Quoted passage

Awesome news, hopefully you get the call after your medical update, see you all there! 

regards
sleath


----------



## NavyHopeful

Well guys, I guess you can add one more to the July 11th BMQ...

I called my recruiter today for an update and he told me that my offer and BMQ dates are set in the computer system, but it's not "official" until they call me either this week or next week.  He didn't seem to think it'd take to long because it's already in the system, though.

Just waiting for the "technicality" phone call, and I'll be joining you guys at St. Jean!!!

Now to double my workouts...  Going to have to switch from P90X classic to P90X Doubles...  BRING IT ON!!!

Cheers!!

Rev


----------



## NavyHopeful

They've told me I got my primary request... Weapons Engineering Technician.  Was supposed to be NE Tech(S), butthey amalgamated all of the NE Tech trades with the NW Tech... so I'll take it anyways.  It's pretty much what I wanted.

Now I figure I have 2 months to lose about 25-40 lbs.  I'm gonna have guys and gals 10 years younger than me, and I don't want to be the slow one that holds the platoon back...

Bring the rain!!!

Rev


----------



## NavyHopeful

Not exactly sure just yet...

I might drive myself out (I live just outside of Ottawa) or I may await my orders at the Swearing in Ceremony.  I may opt in for the flight out on the Friday night/Saturday morning in order to catch the shuttle bus to the Mega...

Guess we'll see when the time comes.

I'll keep posted once I receive my "formal" offer, but for now, I'm psyched and training my fat little butt off!!!  I gotta keep up to you youngin's!!!

Cheers!

Rev


----------



## TheUnitedEmpire

@ r29, wson and Gid86....

Problem requirements
Repeat verbatim the part of the forum thread above that opens with the words containing "I called my" and closes with "BRING IT ON!!!".

Data to examine
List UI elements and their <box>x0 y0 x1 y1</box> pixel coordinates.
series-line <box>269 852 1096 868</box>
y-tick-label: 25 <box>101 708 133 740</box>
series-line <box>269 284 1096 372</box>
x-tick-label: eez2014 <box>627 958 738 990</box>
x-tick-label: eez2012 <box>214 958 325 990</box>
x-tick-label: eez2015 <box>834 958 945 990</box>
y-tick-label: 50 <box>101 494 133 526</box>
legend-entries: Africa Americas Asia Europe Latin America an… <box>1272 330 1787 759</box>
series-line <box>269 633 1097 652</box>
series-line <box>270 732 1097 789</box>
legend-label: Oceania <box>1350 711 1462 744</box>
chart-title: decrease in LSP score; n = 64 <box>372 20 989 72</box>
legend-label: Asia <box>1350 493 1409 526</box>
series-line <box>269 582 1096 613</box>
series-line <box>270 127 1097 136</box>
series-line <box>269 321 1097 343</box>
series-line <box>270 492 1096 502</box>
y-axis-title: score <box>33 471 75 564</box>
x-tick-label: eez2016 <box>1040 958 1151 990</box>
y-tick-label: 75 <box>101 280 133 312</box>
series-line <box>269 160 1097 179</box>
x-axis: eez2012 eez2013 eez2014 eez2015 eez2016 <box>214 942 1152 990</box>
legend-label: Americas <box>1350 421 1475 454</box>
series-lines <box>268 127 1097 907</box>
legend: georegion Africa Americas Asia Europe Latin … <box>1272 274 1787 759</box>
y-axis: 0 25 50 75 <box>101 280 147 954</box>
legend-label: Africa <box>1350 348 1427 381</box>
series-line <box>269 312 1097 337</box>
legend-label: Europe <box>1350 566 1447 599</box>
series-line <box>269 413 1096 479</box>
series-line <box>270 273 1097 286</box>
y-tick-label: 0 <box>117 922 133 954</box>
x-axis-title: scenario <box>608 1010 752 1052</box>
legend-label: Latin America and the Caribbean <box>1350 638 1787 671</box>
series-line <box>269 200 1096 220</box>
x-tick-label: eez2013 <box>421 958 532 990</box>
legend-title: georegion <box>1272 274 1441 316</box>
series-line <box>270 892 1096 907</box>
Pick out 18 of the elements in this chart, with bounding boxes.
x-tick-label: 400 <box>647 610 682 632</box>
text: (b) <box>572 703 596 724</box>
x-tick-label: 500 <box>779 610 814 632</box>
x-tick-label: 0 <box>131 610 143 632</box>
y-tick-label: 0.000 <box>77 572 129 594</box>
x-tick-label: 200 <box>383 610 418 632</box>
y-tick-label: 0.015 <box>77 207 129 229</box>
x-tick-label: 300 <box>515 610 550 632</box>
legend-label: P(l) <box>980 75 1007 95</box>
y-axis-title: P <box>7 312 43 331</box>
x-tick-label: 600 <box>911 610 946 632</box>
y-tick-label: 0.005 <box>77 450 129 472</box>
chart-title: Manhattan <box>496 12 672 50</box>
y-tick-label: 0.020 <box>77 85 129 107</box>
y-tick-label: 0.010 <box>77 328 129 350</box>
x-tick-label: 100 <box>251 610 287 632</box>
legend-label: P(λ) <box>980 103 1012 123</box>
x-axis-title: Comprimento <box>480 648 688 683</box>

Solution to this problem
I called my recruiter today for an update and he told me that my offer and BMQ dates are set in the computer system, but it's not "official" until they call me either this week or next week.  He didn't seem to think it'd take to long because it's already in the system, though.

Just waiting for the "technicality" phone call, and I'll be joining you guys at St. Jean!!!

Now to double my workouts...  Going to have to switch from P90X classic to P90X Doubles...  BRING IT ON!!!